--- START LISTING ---

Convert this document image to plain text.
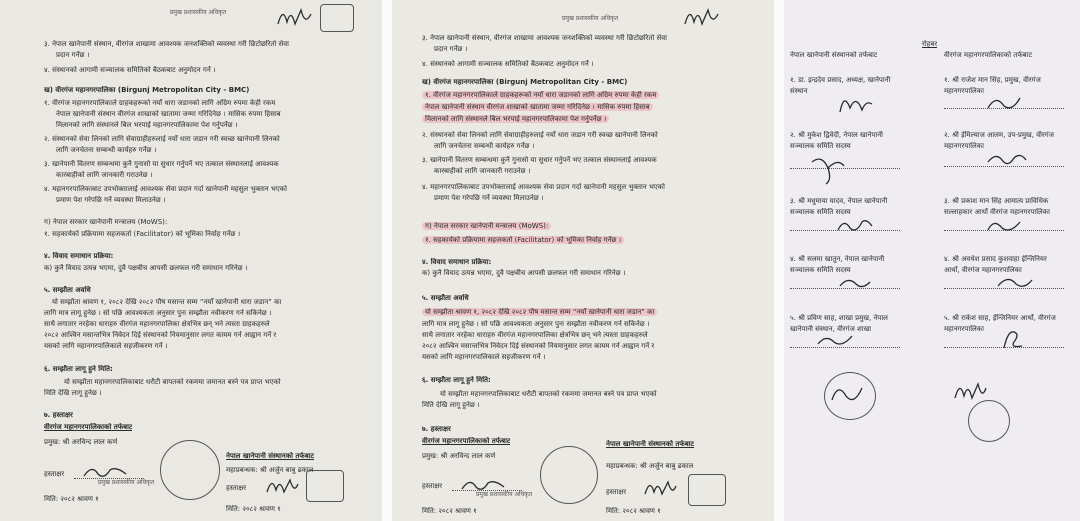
प्रमुख प्रशासकीय अधिकृत
३. नेपाल खानेपानी संस्थान, वीरगंज शाखामा आवश्यक जनशक्तिको व्यवस्था गरी छिटोछरितो सेवा
प्रदान गर्नेछ ।
४. संस्थानको आगामी सञ्चालक समितिको बैठकबाट अनुमोदन गर्ने ।
ख) वीरगंज महानगरपालिका (Birgunj Metropolitan City - BMC)
१. वीरगंज महानगरपालिकाले ग्राहकहरूको नयाँ धारा जडानको लागि अग्रिम रुपमा केही रकम
नेपाल खानेपानी संस्थान वीरगंज शाखाको खातामा जम्मा गरिदिनेछ । मासिक रुपमा हिसाब
मिलानको लागि संस्थानले बिल भरपाई महानगरपालिकामा पेश गर्नुपर्नेछ ।
२. संस्थानको सेवा लिनको लागि सेवाग्राहीहरुलाई नयाँ धारा जडान गरी स्वच्छ खानेपानी लिनको
लागि जनचेतना सम्बन्धी कार्यहरु गर्नेछ ।
३. खानेपानी वितरण सम्बन्धमा कुनै गुनासो या सुधार गर्नुपर्ने भए तत्काल संस्थानलाई आवश्यक
कारबाहीको लागि जानकारी गराउनेछ ।
४. महानगरपालिकाबाट उपभोक्तालाई आवश्यक सेवा प्रदान गर्दा खानेपानी महसुल भुक्तान भएको
प्रमाण पेश गरेपछि गर्ने व्यवस्था मिलाउनेछ ।
ग) नेपाल सरकार खानेपानी मन्त्रालय (MoWS):
१. सहकार्यको प्रक्रियामा सहजकर्ता (Facilitator) को भूमिका निर्वाह गर्नेछ ।
४. विवाद समाधान प्रक्रिया:
क) कुनै विवाद उत्पन्न भएमा, दुवै पक्षबीच आपसी छलफल गरी समाधान गरिनेछ ।
५. सम्झौता अवधि
यो सम्झौता श्रावण १, २०८२ देखि २०८२ पौष मसान्त सम्म “नयाँ खानेपानी धारा जडान” का
लागि मात्र लागू हुनेछ । सो पछि आवश्यकता अनुसार पुनः सम्झौता नवीकरण गर्न सकिनेछ ।
साथै लगातार नरहेका धाराहरु वीरगंज महानगरपालिका क्षेत्रभित्र छन् भने त्यस्ता ग्राहकहरुले
२०८२ आश्विन मसान्तभित्र निवेदन दिई संस्थानको नियमानुसार लगत कायम गर्न आह्वान गर्ने र
यसको लागि महानगरपालिकाले सहजीकरण गर्ने ।
६. सम्झौता लागू हुने मिति:
यो सम्झौता महानगरपालिकाबाट धरौटी बापतको रकममा जमानत बस्ने पत्र प्राप्त भएको
मिति देखि लागू हुनेछ ।
७. हस्ताक्षर
वीरगंज महानगरपालिकाको तर्फबाट
प्रमुख: श्री अरविन्द लाल कर्ण
हस्ताक्षर
प्रमुख प्रशासकीय अधिकृत
मिति: २०८२ श्रावण १
नेपाल खानेपानी संस्थानको तर्फबाट
महाप्रबन्धक: श्री अर्जुन बाबु ढकाल
हस्ताक्षर
मिति: २०८२ श्रावण १
प्रमुख प्रशासकीय अधिकृत
३. नेपाल खानेपानी संस्थान, वीरगंज शाखामा आवश्यक जनशक्तिको व्यवस्था गरी छिटोछरितो सेवा
प्रदान गर्नेछ ।
४. संस्थानको आगामी सञ्चालक समितिको बैठकबाट अनुमोदन गर्ने ।
ख) वीरगंज महानगरपालिका (Birgunj Metropolitan City - BMC)
१. वीरगंज महानगरपालिकाले ग्राहकहरूको नयाँ धारा जडानको लागि अग्रिम रुपमा केही रकम
नेपाल खानेपानी संस्थान वीरगंज शाखाको खातामा जम्मा गरिदिनेछ । मासिक रुपमा हिसाब
मिलानको लागि संस्थानले बिल भरपाई महानगरपालिकामा पेश गर्नुपर्नेछ ।
२. संस्थानको सेवा लिनको लागि सेवाग्राहीहरुलाई नयाँ धारा जडान गरी स्वच्छ खानेपानी लिनको
लागि जनचेतना सम्बन्धी कार्यहरु गर्नेछ ।
३. खानेपानी वितरण सम्बन्धमा कुनै गुनासो या सुधार गर्नुपर्ने भए तत्काल संस्थानलाई आवश्यक
कारबाहीको लागि जानकारी गराउनेछ ।
४. महानगरपालिकाबाट उपभोक्तालाई आवश्यक सेवा प्रदान गर्दा खानेपानी महसुल भुक्तान भएको
प्रमाण पेश गरेपछि गर्ने व्यवस्था मिलाउनेछ ।
ग) नेपाल सरकार खानेपानी मन्त्रालय (MoWS):
१. सहकार्यको प्रक्रियामा सहजकर्ता (Facilitator) को भूमिका निर्वाह गर्नेछ ।
४. विवाद समाधान प्रक्रिया:
क) कुनै विवाद उत्पन्न भएमा, दुवै पक्षबीच आपसी छलफल गरी समाधान गरिनेछ ।
५. सम्झौता अवधि
यो सम्झौता श्रावण १, २०८२ देखि २०८२ पौष मसान्त सम्म “नयाँ खानेपानी धारा जडान” का
लागि मात्र लागू हुनेछ । सो पछि आवश्यकता अनुसार पुनः सम्झौता नवीकरण गर्न सकिनेछ ।
साथै लगातार नरहेका धाराहरु वीरगंज महानगरपालिका क्षेत्रभित्र छन् भने त्यस्ता ग्राहकहरुले
२०८२ आश्विन मसान्तभित्र निवेदन दिई संस्थानको नियमानुसार लगत कायम गर्न आह्वान गर्ने र
यसको लागि महानगरपालिकाले सहजीकरण गर्ने ।
६. सम्झौता लागू हुने मिति:
यो सम्झौता महानगरपालिकाबाट धरौटी बापतको रकममा जमानत बस्ने पत्र प्राप्त भएको
मिति देखि लागू हुनेछ ।
७. हस्ताक्षर
वीरगंज महानगरपालिकाको तर्फबाट
प्रमुख: श्री अरविन्द लाल कर्ण
हस्ताक्षर
प्रमुख प्रशासकीय अधिकृत
मिति: २०८२ श्रावण १
नेपाल खानेपानी संस्थानको तर्फबाट
महाप्रबन्धक: श्री अर्जुन बाबु ढकाल
हस्ताक्षर
मिति: २०८२ श्रावण १
रोहबर
नेपाल खानेपानी संस्थानको तर्फबाट	वीरगंज महानगरपालिकाको तर्फबाट
१. डा. इन्द्रदेव प्रसाद, अध्यक्ष, खानेपानी
संस्थान
२. श्री मुकेश द्विवेदी, नेपाल खानेपानी
सञ्चालक समिति सदस्य
३. श्री मधुमाया यादव, नेपाल खानेपानी
सञ्चालक समिति सदस्य
४. श्री सलमा खातुन, नेपाल खानेपानी
सञ्चालक समिति सदस्य
५. श्री प्रविण साह, शाखा प्रमुख, नेपाल
खानेपानी संस्थान, वीरगंज शाखा
१. श्री राजेश मान सिंह, प्रमुख, वीरगंज
महानगरपालिका
२. श्री ईमिल्याज आलम, उप-प्रमुख, वीरगंज
महानगरपालिका
३. श्री प्रकाश मान सिंह आमात्य प्राविधिक
सल्लाहकार आर्थो वीरगंज महानगरपालिका
४. श्री अवधेश प्रसाद कुशवाहा ईन्जिनियर
आर्थो, वीरगंज महानगरपालिका
५. श्री राकेश साह, ईन्जिनियर आर्थो, वीरगंज
महानगरपालिका
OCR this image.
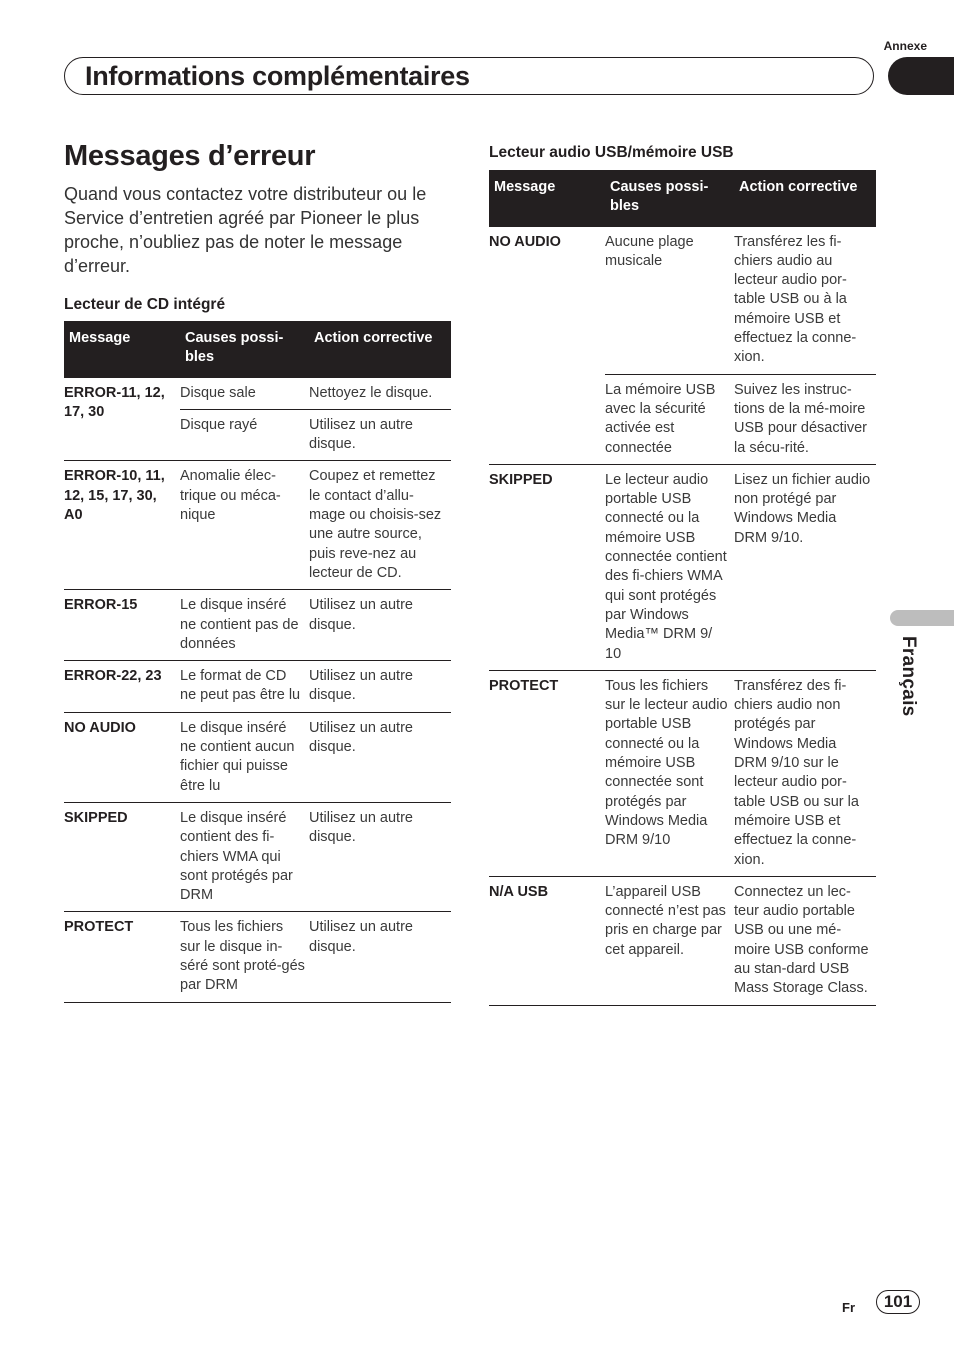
Annexe
Informations complémentaires
Français
Messages d’erreur

Quand vous contactez votre distributeur ou le Service d’entretien agréé par Pioneer le plus proche, n’oubliez pas de noter le message d’erreur.

Lecteur de CD intégré
Message	Causes possi-bles	Action corrective
ERROR-11, 12, 17, 30	Disque sale	Nettoyez le disque.
	Disque rayé	Utilisez un autre disque.
ERROR-10, 11, 12, 15, 17, 30, A0	Anomalie élec-trique ou méca-nique	Coupez et remettez le contact d’allu-mage ou choisis-sez une autre source, puis reve-nez au lecteur de CD.
ERROR-15	Le disque inséré ne contient pas de données	Utilisez un autre disque.
ERROR-22, 23	Le format de CD ne peut pas être lu	Utilisez un autre disque.
NO AUDIO	Le disque inséré ne contient aucun fichier qui puisse être lu	Utilisez un autre disque.
SKIPPED	Le disque inséré contient des fi-chiers WMA qui sont protégés par DRM	Utilisez un autre disque.
PROTECT	Tous les fichiers sur le disque in-séré sont proté-gés par DRM	Utilisez un autre disque.
Lecteur audio USB/mémoire USB
Message	Causes possi-bles	Action corrective
NO AUDIO	Aucune plage musicale	Transférez les fi-chiers audio au lecteur audio por-table USB ou à la mémoire USB et effectuez la conne-xion.
	La mémoire USB avec la sécurité activée est connectée	Suivez les instruc-tions de la mé-moire USB pour désactiver la sécu-rité.
SKIPPED	Le lecteur audio portable USB connecté ou la mémoire USB connectée contient des fi-chiers WMA qui sont protégés par Windows Media™ DRM 9/ 10	Lisez un fichier audio non protégé par Windows Media DRM 9/10.
PROTECT	Tous les fichiers sur le lecteur audio portable USB connecté ou la mémoire USB connectée sont protégés par Windows Media DRM 9/10	Transférez des fi-chiers audio non protégés par Windows Media DRM 9/10 sur le lecteur audio por-table USB ou sur la mémoire USB et effectuez la conne-xion.
N/A USB	L’appareil USB connecté n’est pas pris en charge par cet appareil.	Connectez un lec-teur audio portable USB ou une mé-moire USB conforme au stan-dard USB Mass Storage Class.
Fr	101
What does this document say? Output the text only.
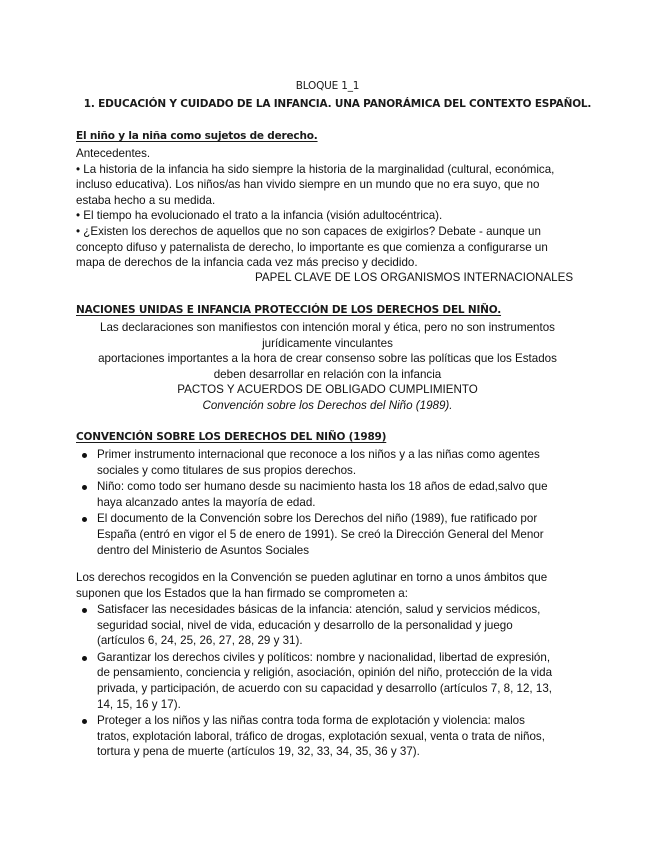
BLOQUE 1_1
1. EDUCACIÓN Y CUIDADO DE LA INFANCIA. UNA PANORÁMICA DEL CONTEXTO ESPAÑOL.
El niño y la niña como sujetos de derecho.
Antecedentes.
• La historia de la infancia ha sido siempre la historia de la marginalidad (cultural, económica,
incluso educativa). Los niños/as han vivido siempre en un mundo que no era suyo, que no
estaba hecho a su medida.
• El tiempo ha evolucionado el trato a la infancia (visión adultocéntrica).
• ¿Existen los derechos de aquellos que no son capaces de exigirlos? Debate - aunque un
concepto difuso y paternalista de derecho, lo importante es que comienza a configurarse un
mapa de derechos de la infancia cada vez más preciso y decidido.
PAPEL CLAVE DE LOS ORGANISMOS INTERNACIONALES
NACIONES UNIDAS E INFANCIA PROTECCIÓN DE LOS DERECHOS DEL NIÑO.
Las declaraciones son manifiestos con intención moral y ética, pero no son instrumentos
jurídicamente vinculantes
aportaciones importantes a la hora de crear consenso sobre las políticas que los Estados
deben desarrollar en relación con la infancia
PACTOS Y ACUERDOS DE OBLIGADO CUMPLIMIENTO
Convención sobre los Derechos del Niño (1989).
CONVENCIÓN SOBRE LOS DERECHOS DEL NIÑO (1989)
Primer instrumento internacional que reconoce a los niños y a las niñas como agentes
sociales y como titulares de sus propios derechos.
Niño: como todo ser humano desde su nacimiento hasta los 18 años de edad,salvo que
haya alcanzado antes la mayoría de edad.
El documento de la Convención sobre los Derechos del niño (1989), fue ratificado por
España (entró en vigor el 5 de enero de 1991). Se creó la Dirección General del Menor
dentro del Ministerio de Asuntos Sociales
Los derechos recogidos en la Convención se pueden aglutinar en torno a unos ámbitos que
suponen que los Estados que la han firmado se comprometen a:
Satisfacer las necesidades básicas de la infancia: atención, salud y servicios médicos,
seguridad social, nivel de vida, educación y desarrollo de la personalidad y juego
(artículos 6, 24, 25, 26, 27, 28, 29 y 31).
Garantizar los derechos civiles y políticos: nombre y nacionalidad, libertad de expresión,
de pensamiento, conciencia y religión, asociación, opinión del niño, protección de la vida
privada, y participación, de acuerdo con su capacidad y desarrollo (artículos 7, 8, 12, 13,
14, 15, 16 y 17).
Proteger a los niños y las niñas contra toda forma de explotación y violencia: malos
tratos, explotación laboral, tráfico de drogas, explotación sexual, venta o trata de niños,
tortura y pena de muerte (artículos 19, 32, 33, 34, 35, 36 y 37).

--- END LISTING ---

→ DIRECTIONS
Return the number of lines that include the word "PROTECT", and nothing else.

→ WORKED SOLUTION
2